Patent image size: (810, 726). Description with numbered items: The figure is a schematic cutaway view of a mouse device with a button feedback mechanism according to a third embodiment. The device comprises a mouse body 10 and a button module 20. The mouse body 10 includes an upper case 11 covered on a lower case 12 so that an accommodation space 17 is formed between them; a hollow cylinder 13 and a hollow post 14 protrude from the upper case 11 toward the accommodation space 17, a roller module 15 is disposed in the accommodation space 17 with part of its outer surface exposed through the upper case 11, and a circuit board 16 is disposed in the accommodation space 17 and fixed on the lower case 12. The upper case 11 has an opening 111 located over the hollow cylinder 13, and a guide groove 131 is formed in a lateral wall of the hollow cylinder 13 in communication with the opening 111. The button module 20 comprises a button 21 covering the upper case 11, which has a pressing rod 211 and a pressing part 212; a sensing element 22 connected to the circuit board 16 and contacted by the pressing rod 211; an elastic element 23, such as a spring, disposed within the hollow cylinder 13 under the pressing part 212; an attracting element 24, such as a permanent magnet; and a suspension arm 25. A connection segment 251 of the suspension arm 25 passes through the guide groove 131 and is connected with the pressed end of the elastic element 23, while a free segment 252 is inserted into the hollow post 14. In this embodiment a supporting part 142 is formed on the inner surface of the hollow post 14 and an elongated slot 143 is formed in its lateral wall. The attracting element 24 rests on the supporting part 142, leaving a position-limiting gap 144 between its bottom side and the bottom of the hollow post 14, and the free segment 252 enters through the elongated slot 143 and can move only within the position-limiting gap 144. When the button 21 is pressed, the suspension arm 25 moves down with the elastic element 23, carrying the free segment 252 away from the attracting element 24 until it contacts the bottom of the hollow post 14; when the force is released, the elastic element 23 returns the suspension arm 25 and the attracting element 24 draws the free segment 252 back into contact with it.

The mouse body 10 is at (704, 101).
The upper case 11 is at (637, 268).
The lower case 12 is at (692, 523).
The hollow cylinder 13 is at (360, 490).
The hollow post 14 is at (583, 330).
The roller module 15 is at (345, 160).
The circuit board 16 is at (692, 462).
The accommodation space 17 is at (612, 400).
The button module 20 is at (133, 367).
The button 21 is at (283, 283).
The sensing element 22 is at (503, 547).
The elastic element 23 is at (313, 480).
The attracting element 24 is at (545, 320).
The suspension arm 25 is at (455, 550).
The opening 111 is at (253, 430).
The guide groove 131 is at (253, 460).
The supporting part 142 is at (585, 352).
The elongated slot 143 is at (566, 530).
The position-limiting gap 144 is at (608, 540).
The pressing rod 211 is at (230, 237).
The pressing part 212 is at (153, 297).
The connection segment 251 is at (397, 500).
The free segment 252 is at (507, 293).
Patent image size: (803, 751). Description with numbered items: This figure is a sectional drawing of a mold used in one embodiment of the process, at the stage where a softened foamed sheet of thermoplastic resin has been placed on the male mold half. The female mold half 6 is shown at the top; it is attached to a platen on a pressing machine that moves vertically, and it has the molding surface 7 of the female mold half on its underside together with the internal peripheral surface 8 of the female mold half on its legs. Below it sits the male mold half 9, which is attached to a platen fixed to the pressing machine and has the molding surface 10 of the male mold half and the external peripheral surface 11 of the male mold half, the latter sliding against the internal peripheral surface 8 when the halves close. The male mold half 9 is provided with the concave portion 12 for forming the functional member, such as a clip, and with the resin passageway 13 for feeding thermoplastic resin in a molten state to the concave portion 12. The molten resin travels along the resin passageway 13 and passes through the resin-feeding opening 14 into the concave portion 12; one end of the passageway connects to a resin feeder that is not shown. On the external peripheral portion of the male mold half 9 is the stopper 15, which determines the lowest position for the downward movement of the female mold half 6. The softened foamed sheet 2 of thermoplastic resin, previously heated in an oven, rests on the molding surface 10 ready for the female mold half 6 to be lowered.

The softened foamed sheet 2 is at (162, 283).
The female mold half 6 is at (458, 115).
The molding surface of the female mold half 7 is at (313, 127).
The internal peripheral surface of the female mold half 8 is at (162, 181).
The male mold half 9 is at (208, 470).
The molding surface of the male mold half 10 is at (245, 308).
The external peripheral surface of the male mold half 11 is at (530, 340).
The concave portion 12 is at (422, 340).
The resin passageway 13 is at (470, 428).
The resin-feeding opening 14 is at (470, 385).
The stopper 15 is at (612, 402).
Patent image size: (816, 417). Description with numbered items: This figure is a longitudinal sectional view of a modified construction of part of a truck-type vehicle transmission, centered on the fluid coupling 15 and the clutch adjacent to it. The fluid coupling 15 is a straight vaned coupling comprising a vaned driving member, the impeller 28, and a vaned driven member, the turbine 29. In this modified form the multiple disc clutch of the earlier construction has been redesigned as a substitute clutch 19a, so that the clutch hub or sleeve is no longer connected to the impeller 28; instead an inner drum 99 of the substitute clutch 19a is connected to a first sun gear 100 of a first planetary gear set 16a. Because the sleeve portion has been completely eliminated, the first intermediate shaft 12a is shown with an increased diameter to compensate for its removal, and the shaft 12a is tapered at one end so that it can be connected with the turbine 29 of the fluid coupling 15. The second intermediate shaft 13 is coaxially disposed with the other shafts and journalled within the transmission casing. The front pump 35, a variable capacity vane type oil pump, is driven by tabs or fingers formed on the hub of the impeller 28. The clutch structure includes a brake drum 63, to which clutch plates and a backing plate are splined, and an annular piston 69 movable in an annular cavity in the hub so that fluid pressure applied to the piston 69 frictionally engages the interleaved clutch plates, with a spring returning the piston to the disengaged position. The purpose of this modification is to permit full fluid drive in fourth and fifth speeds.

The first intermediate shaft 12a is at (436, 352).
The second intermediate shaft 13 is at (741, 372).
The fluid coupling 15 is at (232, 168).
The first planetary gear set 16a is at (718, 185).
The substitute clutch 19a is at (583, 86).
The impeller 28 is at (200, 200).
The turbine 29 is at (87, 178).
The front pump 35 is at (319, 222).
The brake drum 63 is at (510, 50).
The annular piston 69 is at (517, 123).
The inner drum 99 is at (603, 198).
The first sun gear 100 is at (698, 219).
★ ★ ★ ★ ★ ★ ★
(SHORT TASK):
Copy out the stretch of lines from the one containing "Patent image size: (816, 417)." through the one containing "The annular piston 69 is at (517, 123).", leaving every line unchanged.

(FULL OUTPUT):
Patent image size: (816, 417). Description with numbered items: This figure is a longitudinal sectional view of a modified construction of part of a truck-type vehicle transmission, centered on the fluid coupling 15 and the clutch adjacent to it. The fluid coupling 15 is a straight vaned coupling comprising a vaned driving member, the impeller 28, and a vaned driven member, the turbine 29. In this modified form the multiple disc clutch of the earlier construction has been redesigned as a substitute clutch 19a, so that the clutch hub or sleeve is no longer connected to the impeller 28; instead an inner drum 99 of the substitute clutch 19a is connected to a first sun gear 100 of a first planetary gear set 16a. Because the sleeve portion has been completely eliminated, the first intermediate shaft 12a is shown with an increased diameter to compensate for its removal, and the shaft 12a is tapered at one end so that it can be connected with the turbine 29 of the fluid coupling 15. The second intermediate shaft 13 is coaxially disposed with the other shafts and journalled within the transmission casing. The front pump 35, a variable capacity vane type oil pump, is driven by tabs or fingers formed on the hub of the impeller 28. The clutch structure includes a brake drum 63, to which clutch plates and a backing plate are splined, and an annular piston 69 movable in an annular cavity in the hub so that fluid pressure applied to the piston 69 frictionally engages the interleaved clutch plates, with a spring returning the piston to the disengaged position. The purpose of this modification is to permit full fluid drive in fourth and fifth speeds.

The first intermediate shaft 12a is at (436, 352).
The second intermediate shaft 13 is at (741, 372).
The fluid coupling 15 is at (232, 168).
The first planetary gear set 16a is at (718, 185).
The substitute clutch 19a is at (583, 86).
The impeller 28 is at (200, 200).
The turbine 29 is at (87, 178).
The front pump 35 is at (319, 222).
The brake drum 63 is at (510, 50).
The annular piston 69 is at (517, 123).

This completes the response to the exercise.